• DATA PROVIDED:
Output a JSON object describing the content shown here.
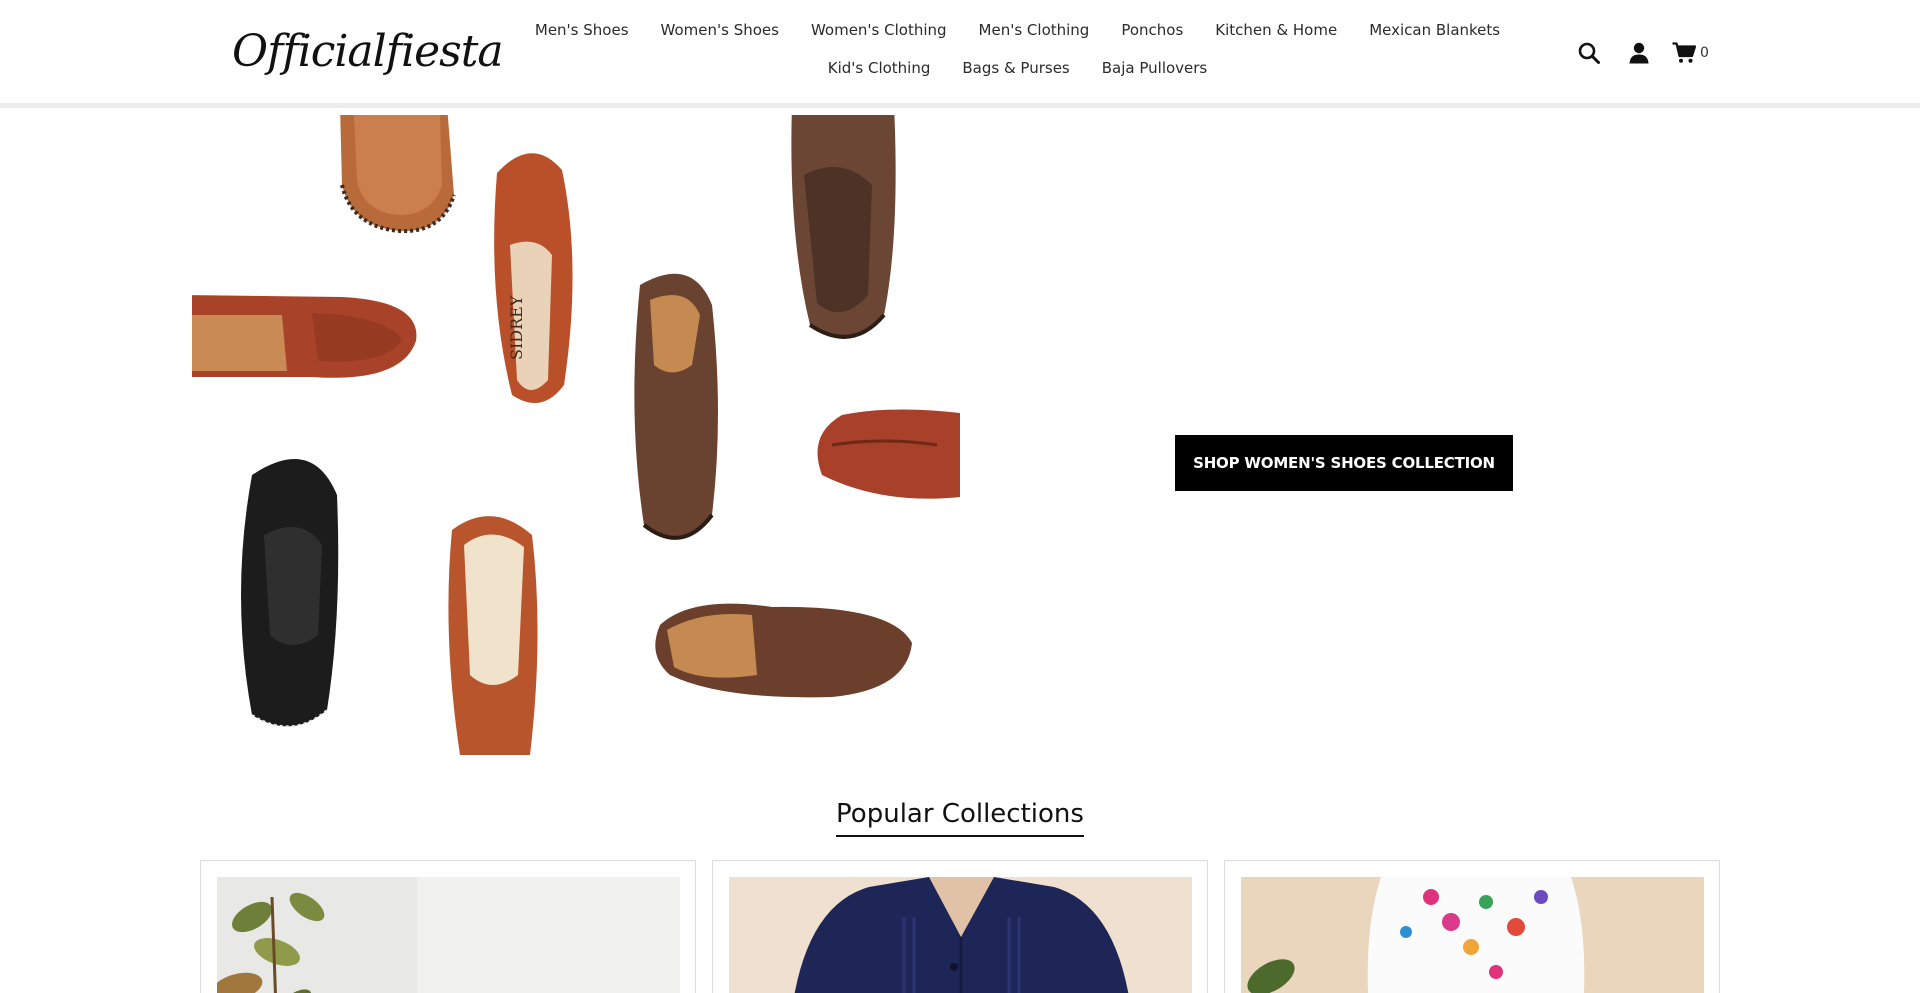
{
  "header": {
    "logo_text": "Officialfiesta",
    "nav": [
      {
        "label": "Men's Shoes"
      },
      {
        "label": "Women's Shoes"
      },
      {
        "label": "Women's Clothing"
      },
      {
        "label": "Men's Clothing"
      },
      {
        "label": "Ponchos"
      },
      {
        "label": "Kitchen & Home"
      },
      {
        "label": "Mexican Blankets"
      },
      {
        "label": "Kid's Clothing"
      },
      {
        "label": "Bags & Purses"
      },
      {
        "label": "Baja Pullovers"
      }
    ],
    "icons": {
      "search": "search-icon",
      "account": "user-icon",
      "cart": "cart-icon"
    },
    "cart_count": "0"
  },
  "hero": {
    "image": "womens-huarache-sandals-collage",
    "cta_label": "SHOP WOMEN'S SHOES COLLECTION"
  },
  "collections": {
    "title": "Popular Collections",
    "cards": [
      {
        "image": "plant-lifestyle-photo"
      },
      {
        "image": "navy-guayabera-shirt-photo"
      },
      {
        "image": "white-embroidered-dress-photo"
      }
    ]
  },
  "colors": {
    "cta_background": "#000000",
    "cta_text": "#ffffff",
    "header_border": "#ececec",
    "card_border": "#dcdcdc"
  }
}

* * *

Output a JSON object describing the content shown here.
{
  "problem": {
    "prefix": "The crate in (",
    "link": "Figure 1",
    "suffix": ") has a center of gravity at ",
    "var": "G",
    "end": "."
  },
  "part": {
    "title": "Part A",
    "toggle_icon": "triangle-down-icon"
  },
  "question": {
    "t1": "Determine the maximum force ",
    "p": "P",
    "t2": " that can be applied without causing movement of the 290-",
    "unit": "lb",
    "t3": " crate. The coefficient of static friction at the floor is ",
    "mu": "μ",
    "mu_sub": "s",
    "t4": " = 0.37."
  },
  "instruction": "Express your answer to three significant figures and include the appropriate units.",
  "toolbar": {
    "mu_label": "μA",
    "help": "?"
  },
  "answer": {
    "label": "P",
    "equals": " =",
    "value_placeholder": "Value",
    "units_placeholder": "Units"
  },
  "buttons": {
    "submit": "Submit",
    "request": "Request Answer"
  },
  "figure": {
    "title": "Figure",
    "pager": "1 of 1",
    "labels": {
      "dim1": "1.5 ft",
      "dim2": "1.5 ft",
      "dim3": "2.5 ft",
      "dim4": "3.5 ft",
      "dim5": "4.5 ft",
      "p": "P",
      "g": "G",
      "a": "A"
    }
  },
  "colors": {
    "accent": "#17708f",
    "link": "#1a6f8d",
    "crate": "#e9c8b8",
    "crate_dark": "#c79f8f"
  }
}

==

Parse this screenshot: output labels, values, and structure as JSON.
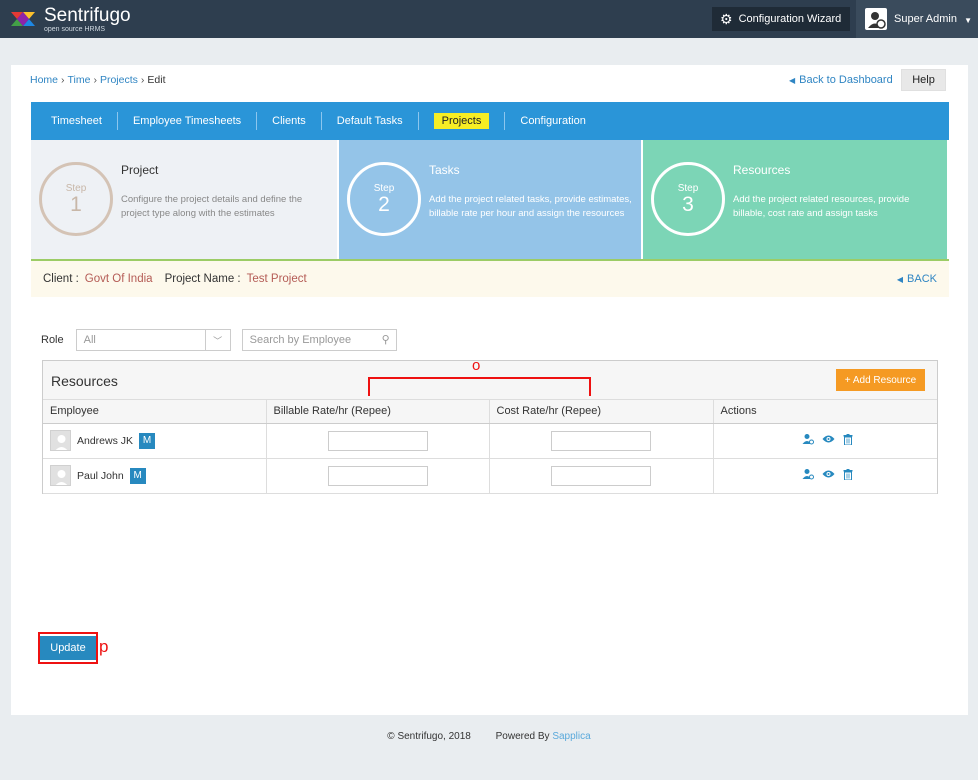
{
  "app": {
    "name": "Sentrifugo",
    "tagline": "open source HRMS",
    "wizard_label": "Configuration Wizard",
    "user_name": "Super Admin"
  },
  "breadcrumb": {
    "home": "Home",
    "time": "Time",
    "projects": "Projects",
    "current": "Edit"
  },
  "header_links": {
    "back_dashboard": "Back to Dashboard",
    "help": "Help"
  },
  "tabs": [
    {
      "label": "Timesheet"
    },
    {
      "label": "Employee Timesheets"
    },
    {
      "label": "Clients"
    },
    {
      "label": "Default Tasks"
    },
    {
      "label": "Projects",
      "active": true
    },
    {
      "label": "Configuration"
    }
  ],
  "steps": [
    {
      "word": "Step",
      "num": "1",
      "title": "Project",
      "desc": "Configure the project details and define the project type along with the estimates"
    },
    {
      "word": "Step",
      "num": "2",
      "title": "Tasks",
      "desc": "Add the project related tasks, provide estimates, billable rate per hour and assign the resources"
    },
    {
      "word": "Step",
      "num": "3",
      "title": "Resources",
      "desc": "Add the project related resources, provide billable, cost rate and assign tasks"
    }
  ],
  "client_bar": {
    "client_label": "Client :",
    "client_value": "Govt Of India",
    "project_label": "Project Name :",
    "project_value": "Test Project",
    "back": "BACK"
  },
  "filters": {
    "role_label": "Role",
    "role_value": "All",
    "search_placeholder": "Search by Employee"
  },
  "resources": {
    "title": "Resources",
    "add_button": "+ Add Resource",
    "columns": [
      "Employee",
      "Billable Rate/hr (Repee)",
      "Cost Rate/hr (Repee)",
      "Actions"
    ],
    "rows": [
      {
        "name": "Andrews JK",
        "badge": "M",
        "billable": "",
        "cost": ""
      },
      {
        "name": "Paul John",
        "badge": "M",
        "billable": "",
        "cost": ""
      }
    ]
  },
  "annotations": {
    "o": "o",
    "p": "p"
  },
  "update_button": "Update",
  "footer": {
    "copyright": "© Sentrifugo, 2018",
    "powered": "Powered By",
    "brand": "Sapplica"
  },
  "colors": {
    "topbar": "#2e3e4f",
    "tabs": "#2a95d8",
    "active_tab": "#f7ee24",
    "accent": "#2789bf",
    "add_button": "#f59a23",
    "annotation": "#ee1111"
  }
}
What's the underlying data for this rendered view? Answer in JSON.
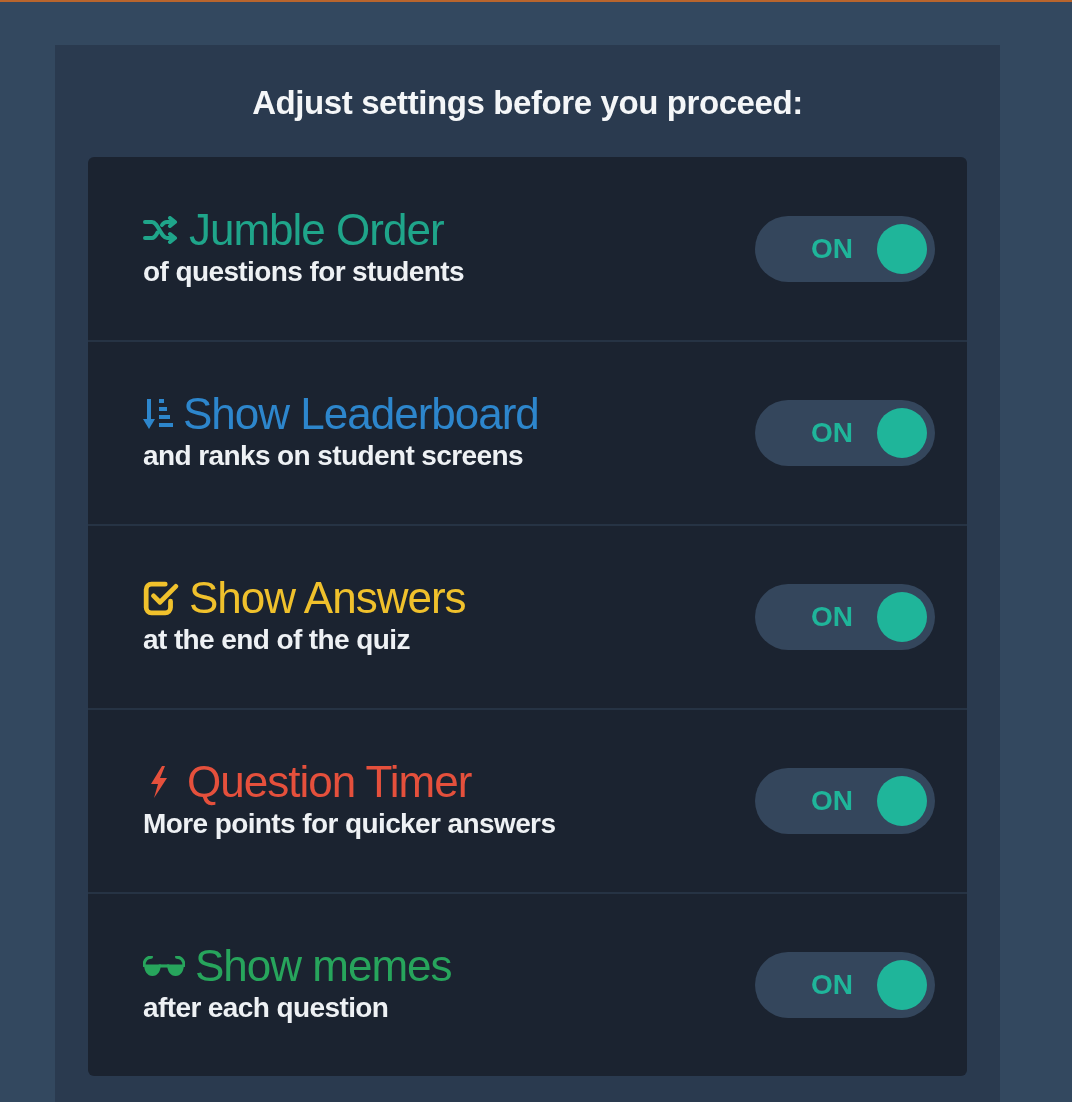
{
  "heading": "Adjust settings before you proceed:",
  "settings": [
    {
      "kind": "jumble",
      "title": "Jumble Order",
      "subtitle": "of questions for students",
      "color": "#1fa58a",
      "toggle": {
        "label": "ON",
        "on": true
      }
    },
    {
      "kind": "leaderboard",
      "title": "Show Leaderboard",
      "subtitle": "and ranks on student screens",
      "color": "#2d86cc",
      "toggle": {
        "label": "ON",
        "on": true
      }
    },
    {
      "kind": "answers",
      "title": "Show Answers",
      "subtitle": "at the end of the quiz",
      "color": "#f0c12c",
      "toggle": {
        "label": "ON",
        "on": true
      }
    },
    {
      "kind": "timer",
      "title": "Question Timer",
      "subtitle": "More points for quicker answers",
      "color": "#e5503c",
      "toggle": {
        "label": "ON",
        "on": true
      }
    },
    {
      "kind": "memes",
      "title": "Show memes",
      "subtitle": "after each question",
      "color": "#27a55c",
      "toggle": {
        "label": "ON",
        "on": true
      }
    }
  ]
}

• SHORT PROBLEM:
Check every line of the data above for the string "estimates", and copy those that have it.

• WRITTEN ANSWER:
      "desc": "Configure the project details and define the project type along with the estimates"
      "desc": "Add the project related tasks, provide estimates, billable rate per hour and assign the resources"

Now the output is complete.